> **WHAT IS NEEDED**: Make an exact copy of all the entries, with the pictures left out.

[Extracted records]
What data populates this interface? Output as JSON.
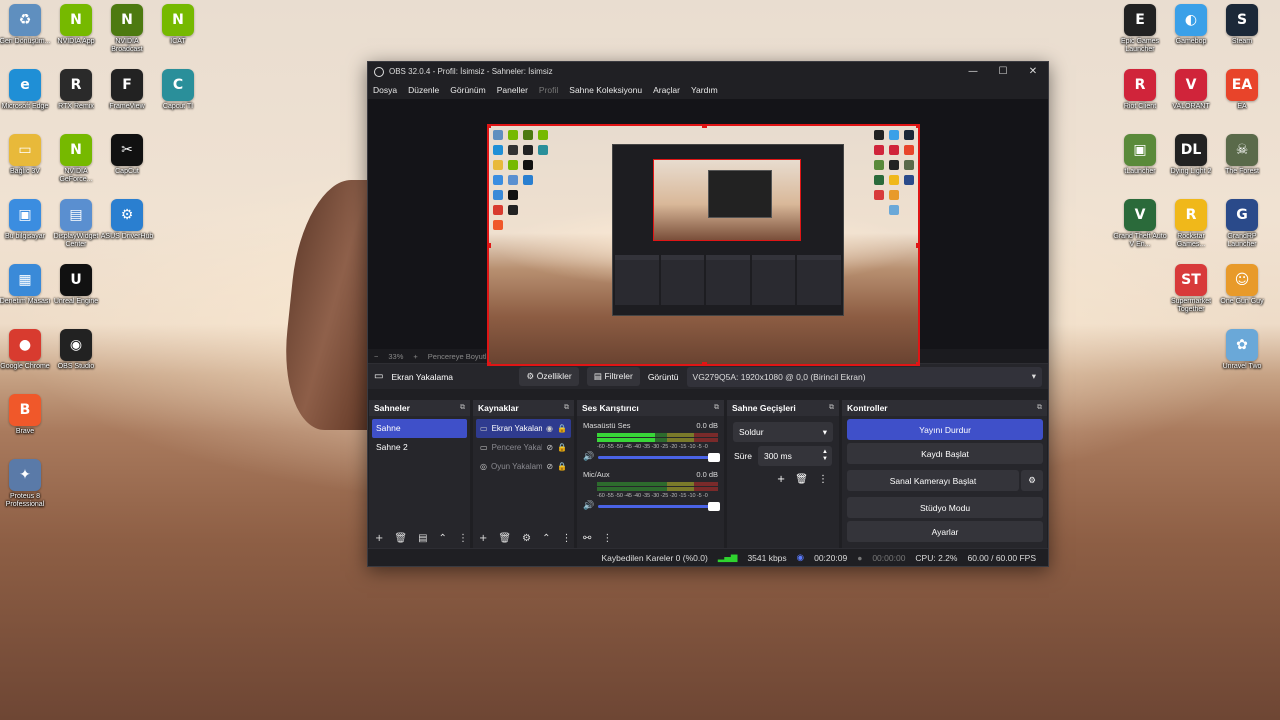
{
  "desktop": {
    "left_icons": [
      {
        "label": "Geri Dönüşüm...",
        "color": "#5f8fbf",
        "glyph": "♻"
      },
      {
        "label": "NVIDIA App",
        "color": "#76b900",
        "glyph": "N"
      },
      {
        "label": "NVIDIA Broadcast",
        "color": "#4d7a10",
        "glyph": "N"
      },
      {
        "label": "ICAT",
        "color": "#76b900",
        "glyph": "N"
      },
      {
        "label": "Microsoft Edge",
        "color": "#1f8fd6",
        "glyph": "e"
      },
      {
        "label": "RTX Remix",
        "color": "#2a2a2a",
        "glyph": "R"
      },
      {
        "label": "FrameView",
        "color": "#222",
        "glyph": "F"
      },
      {
        "label": "Capcut TI",
        "color": "#2a8f9a",
        "glyph": "C"
      },
      {
        "label": "Bağlıc 3V",
        "color": "#e8b93a",
        "glyph": "▭"
      },
      {
        "label": "NVIDIA GeForce...",
        "color": "#76b900",
        "glyph": "N"
      },
      {
        "label": "CapCut",
        "color": "#111",
        "glyph": "✂"
      },
      {
        "label": "Bu bilgisayar",
        "color": "#3b8de0",
        "glyph": "▣"
      },
      {
        "label": "DisplayWidget Center",
        "color": "#5a8fd0",
        "glyph": "▤"
      },
      {
        "label": "ASUS DriverHub",
        "color": "#2a7fd0",
        "glyph": "⚙"
      },
      {
        "label": "Denetim Masası",
        "color": "#3a8ad8",
        "glyph": "▦"
      },
      {
        "label": "Unreal Engine",
        "color": "#111",
        "glyph": "U"
      },
      {
        "label": "Google Chrome",
        "color": "#d83b2f",
        "glyph": "●"
      },
      {
        "label": "OBS Studio",
        "color": "#222",
        "glyph": "◉"
      },
      {
        "label": "Brave",
        "color": "#f0582a",
        "glyph": "B"
      },
      {
        "label": "Proteus 8 Professional",
        "color": "#5a7aa8",
        "glyph": "✦"
      }
    ],
    "right_icons": [
      {
        "label": "Epic Games Launcher",
        "color": "#222",
        "glyph": "E"
      },
      {
        "label": "Gamebop",
        "color": "#3aa0e8",
        "glyph": "◐"
      },
      {
        "label": "Steam",
        "color": "#1b2838",
        "glyph": "S"
      },
      {
        "label": "Riot Client",
        "color": "#d0243a",
        "glyph": "R"
      },
      {
        "label": "VALORANT",
        "color": "#d0243a",
        "glyph": "V"
      },
      {
        "label": "EA",
        "color": "#e8442a",
        "glyph": "EA"
      },
      {
        "label": "tLauncher",
        "color": "#5a8a3a",
        "glyph": "▣"
      },
      {
        "label": "Dying Light 2",
        "color": "#222",
        "glyph": "DL"
      },
      {
        "label": "The Forest",
        "color": "#5a6a4a",
        "glyph": "☠"
      },
      {
        "label": "Grand Theft Auto V En...",
        "color": "#2a6a3a",
        "glyph": "V"
      },
      {
        "label": "Rockstar Games...",
        "color": "#f0b81a",
        "glyph": "R"
      },
      {
        "label": "GrandRP Launcher",
        "color": "#2a4a8a",
        "glyph": "G"
      },
      {
        "label": "Supermarket Together",
        "color": "#d83a3a",
        "glyph": "ST"
      },
      {
        "label": "One Gun Guy",
        "color": "#e89a2a",
        "glyph": "☺"
      },
      {
        "label": "Unravel Two",
        "color": "#6aa8d8",
        "glyph": "✿"
      }
    ]
  },
  "window": {
    "title": "OBS 32.0.4 - Profil: İsimsiz - Sahneler: İsimsiz",
    "minimize": "—",
    "maximize": "☐",
    "close": "✕"
  },
  "menu": [
    "Dosya",
    "Düzenle",
    "Görünüm",
    "Paneller",
    "Profil",
    "Sahne Koleksiyonu",
    "Araçlar",
    "Yardım"
  ],
  "preview_bar": {
    "minus": "−",
    "zoom": "33%",
    "plus": "+",
    "mode": "Pencereye Boyutlandır",
    "arrow": "▼"
  },
  "source_toolbar": {
    "source_name": "Ekran Yakalama",
    "properties": "Özellikler",
    "filters": "Filtreler",
    "display_label": "Görüntü",
    "display_value": "VG279Q5A: 1920x1080 @ 0,0 (Birincil Ekran)"
  },
  "scenes": {
    "title": "Sahneler",
    "items": [
      "Sahne",
      "Sahne 2"
    ]
  },
  "sources": {
    "title": "Kaynaklar",
    "items": [
      "Ekran Yakalama",
      "Pencere Yakalama",
      "Oyun Yakalama"
    ]
  },
  "mixer": {
    "title": "Ses Karıştırıcı",
    "channels": [
      {
        "name": "Masaüstü Ses",
        "db": "0.0 dB"
      },
      {
        "name": "Mic/Aux",
        "db": "0.0 dB"
      }
    ],
    "scale": "-60 -55 -50 -45 -40 -35 -30 -25 -20 -15 -10 -5 -0"
  },
  "transitions": {
    "title": "Sahne Geçişleri",
    "selected": "Soldur",
    "duration_label": "Süre",
    "duration_value": "300 ms"
  },
  "controls": {
    "title": "Kontroller",
    "stop_stream": "Yayını Durdur",
    "start_record": "Kaydı Başlat",
    "virtual_cam": "Sanal Kamerayı Başlat",
    "studio_mode": "Stüdyo Modu",
    "settings": "Ayarlar"
  },
  "status": {
    "dropped": "Kaybedilen Kareler 0 (%0.0)",
    "bitrate": "3541 kbps",
    "stream_time": "00:20:09",
    "record_time": "00:00:00",
    "cpu": "CPU: 2.2%",
    "fps": "60.00 / 60.00 FPS"
  },
  "colors": {
    "accent": "#3f50c9",
    "selection_border": "#e01515",
    "signal": "#2fd32f"
  }
}
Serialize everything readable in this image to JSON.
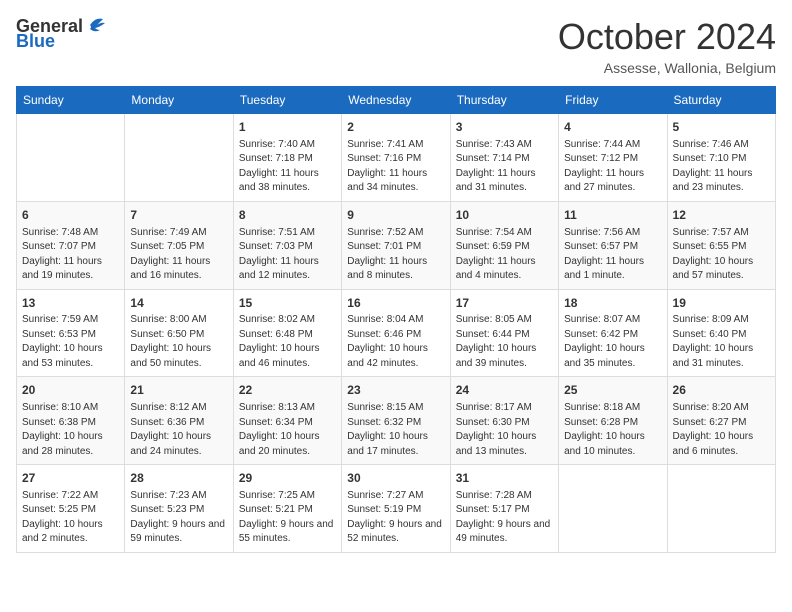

> **ANSWER**:
What data populates this interface? Output as JSON.
{
  "desktop": {
    "left_icons": [
      {
        "label": "Geri Dönüşüm...",
        "color": "#5f8fbf",
        "glyph": "♻"
      },
      {
        "label": "NVIDIA App",
        "color": "#76b900",
        "glyph": "N"
      },
      {
        "label": "NVIDIA Broadcast",
        "color": "#4d7a10",
        "glyph": "N"
      },
      {
        "label": "ICAT",
        "color": "#76b900",
        "glyph": "N"
      },
      {
        "label": "Microsoft Edge",
        "color": "#1f8fd6",
        "glyph": "e"
      },
      {
        "label": "RTX Remix",
        "color": "#2a2a2a",
        "glyph": "R"
      },
      {
        "label": "FrameView",
        "color": "#222",
        "glyph": "F"
      },
      {
        "label": "Capcut TI",
        "color": "#2a8f9a",
        "glyph": "C"
      },
      {
        "label": "Bağlıc 3V",
        "color": "#e8b93a",
        "glyph": "▭"
      },
      {
        "label": "NVIDIA GeForce...",
        "color": "#76b900",
        "glyph": "N"
      },
      {
        "label": "CapCut",
        "color": "#111",
        "glyph": "✂"
      },
      {
        "label": "Bu bilgisayar",
        "color": "#3b8de0",
        "glyph": "▣"
      },
      {
        "label": "DisplayWidget Center",
        "color": "#5a8fd0",
        "glyph": "▤"
      },
      {
        "label": "ASUS DriverHub",
        "color": "#2a7fd0",
        "glyph": "⚙"
      },
      {
        "label": "Denetim Masası",
        "color": "#3a8ad8",
        "glyph": "▦"
      },
      {
        "label": "Unreal Engine",
        "color": "#111",
        "glyph": "U"
      },
      {
        "label": "Google Chrome",
        "color": "#d83b2f",
        "glyph": "●"
      },
      {
        "label": "OBS Studio",
        "color": "#222",
        "glyph": "◉"
      },
      {
        "label": "Brave",
        "color": "#f0582a",
        "glyph": "B"
      },
      {
        "label": "Proteus 8 Professional",
        "color": "#5a7aa8",
        "glyph": "✦"
      }
    ],
    "right_icons": [
      {
        "label": "Epic Games Launcher",
        "color": "#222",
        "glyph": "E"
      },
      {
        "label": "Gamebop",
        "color": "#3aa0e8",
        "glyph": "◐"
      },
      {
        "label": "Steam",
        "color": "#1b2838",
        "glyph": "S"
      },
      {
        "label": "Riot Client",
        "color": "#d0243a",
        "glyph": "R"
      },
      {
        "label": "VALORANT",
        "color": "#d0243a",
        "glyph": "V"
      },
      {
        "label": "EA",
        "color": "#e8442a",
        "glyph": "EA"
      },
      {
        "label": "tLauncher",
        "color": "#5a8a3a",
        "glyph": "▣"
      },
      {
        "label": "Dying Light 2",
        "color": "#222",
        "glyph": "DL"
      },
      {
        "label": "The Forest",
        "color": "#5a6a4a",
        "glyph": "☠"
      },
      {
        "label": "Grand Theft Auto V En...",
        "color": "#2a6a3a",
        "glyph": "V"
      },
      {
        "label": "Rockstar Games...",
        "color": "#f0b81a",
        "glyph": "R"
      },
      {
        "label": "GrandRP Launcher",
        "color": "#2a4a8a",
        "glyph": "G"
      },
      {
        "label": "Supermarket Together",
        "color": "#d83a3a",
        "glyph": "ST"
      },
      {
        "label": "One Gun Guy",
        "color": "#e89a2a",
        "glyph": "☺"
      },
      {
        "label": "Unravel Two",
        "color": "#6aa8d8",
        "glyph": "✿"
      }
    ]
  },
  "window": {
    "title": "OBS 32.0.4 - Profil: İsimsiz - Sahneler: İsimsiz",
    "minimize": "—",
    "maximize": "☐",
    "close": "✕"
  },
  "menu": [
    "Dosya",
    "Düzenle",
    "Görünüm",
    "Paneller",
    "Profil",
    "Sahne Koleksiyonu",
    "Araçlar",
    "Yardım"
  ],
  "preview_bar": {
    "minus": "−",
    "zoom": "33%",
    "plus": "+",
    "mode": "Pencereye Boyutlandır",
    "arrow": "▼"
  },
  "source_toolbar": {
    "source_name": "Ekran Yakalama",
    "properties": "Özellikler",
    "filters": "Filtreler",
    "display_label": "Görüntü",
    "display_value": "VG279Q5A: 1920x1080 @ 0,0 (Birincil Ekran)"
  },
  "scenes": {
    "title": "Sahneler",
    "items": [
      "Sahne",
      "Sahne 2"
    ]
  },
  "sources": {
    "title": "Kaynaklar",
    "items": [
      "Ekran Yakalama",
      "Pencere Yakalama",
      "Oyun Yakalama"
    ]
  },
  "mixer": {
    "title": "Ses Karıştırıcı",
    "channels": [
      {
        "name": "Masaüstü Ses",
        "db": "0.0 dB"
      },
      {
        "name": "Mic/Aux",
        "db": "0.0 dB"
      }
    ],
    "scale": "-60 -55 -50 -45 -40 -35 -30 -25 -20 -15 -10 -5 -0"
  },
  "transitions": {
    "title": "Sahne Geçişleri",
    "selected": "Soldur",
    "duration_label": "Süre",
    "duration_value": "300 ms"
  },
  "controls": {
    "title": "Kontroller",
    "stop_stream": "Yayını Durdur",
    "start_record": "Kaydı Başlat",
    "virtual_cam": "Sanal Kamerayı Başlat",
    "studio_mode": "Stüdyo Modu",
    "settings": "Ayarlar"
  },
  "status": {
    "dropped": "Kaybedilen Kareler 0 (%0.0)",
    "bitrate": "3541 kbps",
    "stream_time": "00:20:09",
    "record_time": "00:00:00",
    "cpu": "CPU: 2.2%",
    "fps": "60.00 / 60.00 FPS"
  },
  "colors": {
    "accent": "#3f50c9",
    "selection_border": "#e01515",
    "signal": "#2fd32f"
  }
}
Serialize everything readable in this image to JSON.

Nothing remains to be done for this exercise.